### AIM
Copy out each line below that has the word "icon" in it.

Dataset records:
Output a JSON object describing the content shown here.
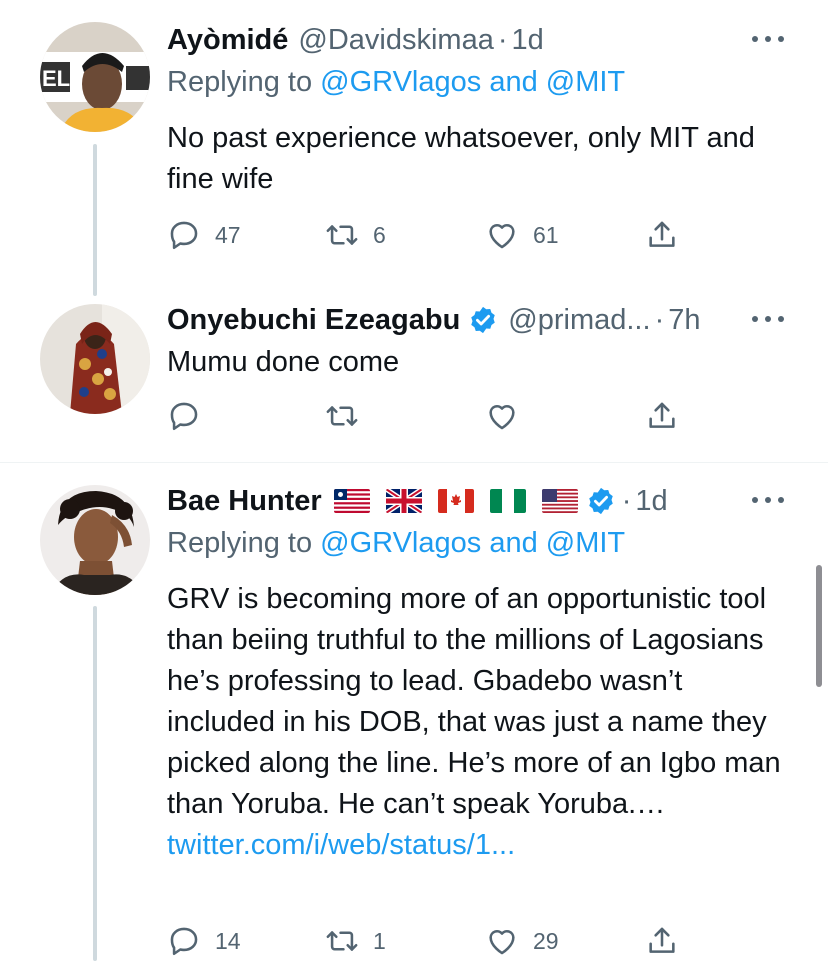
{
  "tweets": [
    {
      "name": "Ayòmidé",
      "handle": "@Davidskimaa",
      "dot": "·",
      "time": "1d",
      "replying_prefix": "Replying to",
      "replying_user1": "@GRVlagos",
      "replying_and": "and",
      "replying_user2": "@MIT",
      "text": "No past experience whatsoever, only MIT and fine wife",
      "replies": "47",
      "retweets": "6",
      "likes": "61"
    },
    {
      "name": "Onyebuchi Ezeagabu",
      "handle": "@primad...",
      "dot": "·",
      "time": "7h",
      "text": "Mumu done come"
    },
    {
      "name": "Bae Hunter",
      "flags": [
        "flag-liberia-icon",
        "flag-uk-icon",
        "flag-canada-icon",
        "flag-nigeria-icon",
        "flag-usa-icon"
      ],
      "dot": "·",
      "time": "1d",
      "replying_prefix": "Replying to",
      "replying_user1": "@GRVlagos",
      "replying_and": "and",
      "replying_user2": "@MIT",
      "text": "GRV is becoming more of an opportunistic tool than beiing truthful to the millions of Lagosians he’s professing to lead. Gbadebo wasn’t included in his DOB, that was just a name they picked along the line. He’s more of an Igbo man than Yoruba. He can’t speak Yoruba.…",
      "link": "twitter.com/i/web/status/1...",
      "replies": "14",
      "retweets": "1",
      "likes": "29"
    }
  ],
  "colors": {
    "accent": "#1d9bf0",
    "secondary_text": "#536471",
    "primary_text": "#0f1419",
    "thread_line": "#cfd9de"
  }
}
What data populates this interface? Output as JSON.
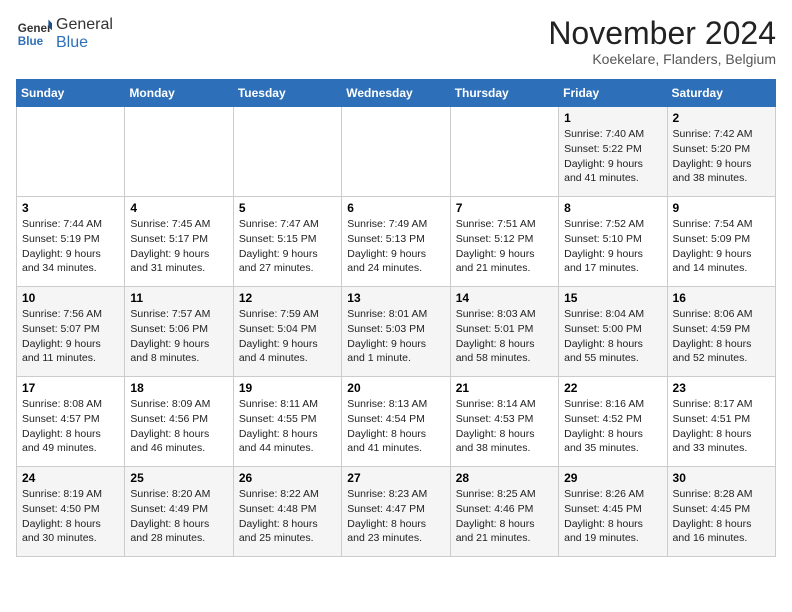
{
  "logo": {
    "general": "General",
    "blue": "Blue"
  },
  "title": "November 2024",
  "location": "Koekelare, Flanders, Belgium",
  "header": {
    "days": [
      "Sunday",
      "Monday",
      "Tuesday",
      "Wednesday",
      "Thursday",
      "Friday",
      "Saturday"
    ]
  },
  "weeks": [
    [
      {
        "day": "",
        "info": ""
      },
      {
        "day": "",
        "info": ""
      },
      {
        "day": "",
        "info": ""
      },
      {
        "day": "",
        "info": ""
      },
      {
        "day": "",
        "info": ""
      },
      {
        "day": "1",
        "info": "Sunrise: 7:40 AM\nSunset: 5:22 PM\nDaylight: 9 hours\nand 41 minutes."
      },
      {
        "day": "2",
        "info": "Sunrise: 7:42 AM\nSunset: 5:20 PM\nDaylight: 9 hours\nand 38 minutes."
      }
    ],
    [
      {
        "day": "3",
        "info": "Sunrise: 7:44 AM\nSunset: 5:19 PM\nDaylight: 9 hours\nand 34 minutes."
      },
      {
        "day": "4",
        "info": "Sunrise: 7:45 AM\nSunset: 5:17 PM\nDaylight: 9 hours\nand 31 minutes."
      },
      {
        "day": "5",
        "info": "Sunrise: 7:47 AM\nSunset: 5:15 PM\nDaylight: 9 hours\nand 27 minutes."
      },
      {
        "day": "6",
        "info": "Sunrise: 7:49 AM\nSunset: 5:13 PM\nDaylight: 9 hours\nand 24 minutes."
      },
      {
        "day": "7",
        "info": "Sunrise: 7:51 AM\nSunset: 5:12 PM\nDaylight: 9 hours\nand 21 minutes."
      },
      {
        "day": "8",
        "info": "Sunrise: 7:52 AM\nSunset: 5:10 PM\nDaylight: 9 hours\nand 17 minutes."
      },
      {
        "day": "9",
        "info": "Sunrise: 7:54 AM\nSunset: 5:09 PM\nDaylight: 9 hours\nand 14 minutes."
      }
    ],
    [
      {
        "day": "10",
        "info": "Sunrise: 7:56 AM\nSunset: 5:07 PM\nDaylight: 9 hours\nand 11 minutes."
      },
      {
        "day": "11",
        "info": "Sunrise: 7:57 AM\nSunset: 5:06 PM\nDaylight: 9 hours\nand 8 minutes."
      },
      {
        "day": "12",
        "info": "Sunrise: 7:59 AM\nSunset: 5:04 PM\nDaylight: 9 hours\nand 4 minutes."
      },
      {
        "day": "13",
        "info": "Sunrise: 8:01 AM\nSunset: 5:03 PM\nDaylight: 9 hours\nand 1 minute."
      },
      {
        "day": "14",
        "info": "Sunrise: 8:03 AM\nSunset: 5:01 PM\nDaylight: 8 hours\nand 58 minutes."
      },
      {
        "day": "15",
        "info": "Sunrise: 8:04 AM\nSunset: 5:00 PM\nDaylight: 8 hours\nand 55 minutes."
      },
      {
        "day": "16",
        "info": "Sunrise: 8:06 AM\nSunset: 4:59 PM\nDaylight: 8 hours\nand 52 minutes."
      }
    ],
    [
      {
        "day": "17",
        "info": "Sunrise: 8:08 AM\nSunset: 4:57 PM\nDaylight: 8 hours\nand 49 minutes."
      },
      {
        "day": "18",
        "info": "Sunrise: 8:09 AM\nSunset: 4:56 PM\nDaylight: 8 hours\nand 46 minutes."
      },
      {
        "day": "19",
        "info": "Sunrise: 8:11 AM\nSunset: 4:55 PM\nDaylight: 8 hours\nand 44 minutes."
      },
      {
        "day": "20",
        "info": "Sunrise: 8:13 AM\nSunset: 4:54 PM\nDaylight: 8 hours\nand 41 minutes."
      },
      {
        "day": "21",
        "info": "Sunrise: 8:14 AM\nSunset: 4:53 PM\nDaylight: 8 hours\nand 38 minutes."
      },
      {
        "day": "22",
        "info": "Sunrise: 8:16 AM\nSunset: 4:52 PM\nDaylight: 8 hours\nand 35 minutes."
      },
      {
        "day": "23",
        "info": "Sunrise: 8:17 AM\nSunset: 4:51 PM\nDaylight: 8 hours\nand 33 minutes."
      }
    ],
    [
      {
        "day": "24",
        "info": "Sunrise: 8:19 AM\nSunset: 4:50 PM\nDaylight: 8 hours\nand 30 minutes."
      },
      {
        "day": "25",
        "info": "Sunrise: 8:20 AM\nSunset: 4:49 PM\nDaylight: 8 hours\nand 28 minutes."
      },
      {
        "day": "26",
        "info": "Sunrise: 8:22 AM\nSunset: 4:48 PM\nDaylight: 8 hours\nand 25 minutes."
      },
      {
        "day": "27",
        "info": "Sunrise: 8:23 AM\nSunset: 4:47 PM\nDaylight: 8 hours\nand 23 minutes."
      },
      {
        "day": "28",
        "info": "Sunrise: 8:25 AM\nSunset: 4:46 PM\nDaylight: 8 hours\nand 21 minutes."
      },
      {
        "day": "29",
        "info": "Sunrise: 8:26 AM\nSunset: 4:45 PM\nDaylight: 8 hours\nand 19 minutes."
      },
      {
        "day": "30",
        "info": "Sunrise: 8:28 AM\nSunset: 4:45 PM\nDaylight: 8 hours\nand 16 minutes."
      }
    ]
  ]
}
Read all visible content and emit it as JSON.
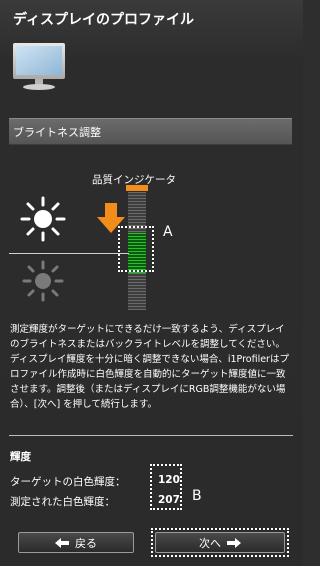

### EXERCISE SOLUTION
        "flag-liberia-icon",
        "flag-uk-icon",
        "flag-canada-icon",
        "flag-nigeria-icon",
        "flag-usa-icon"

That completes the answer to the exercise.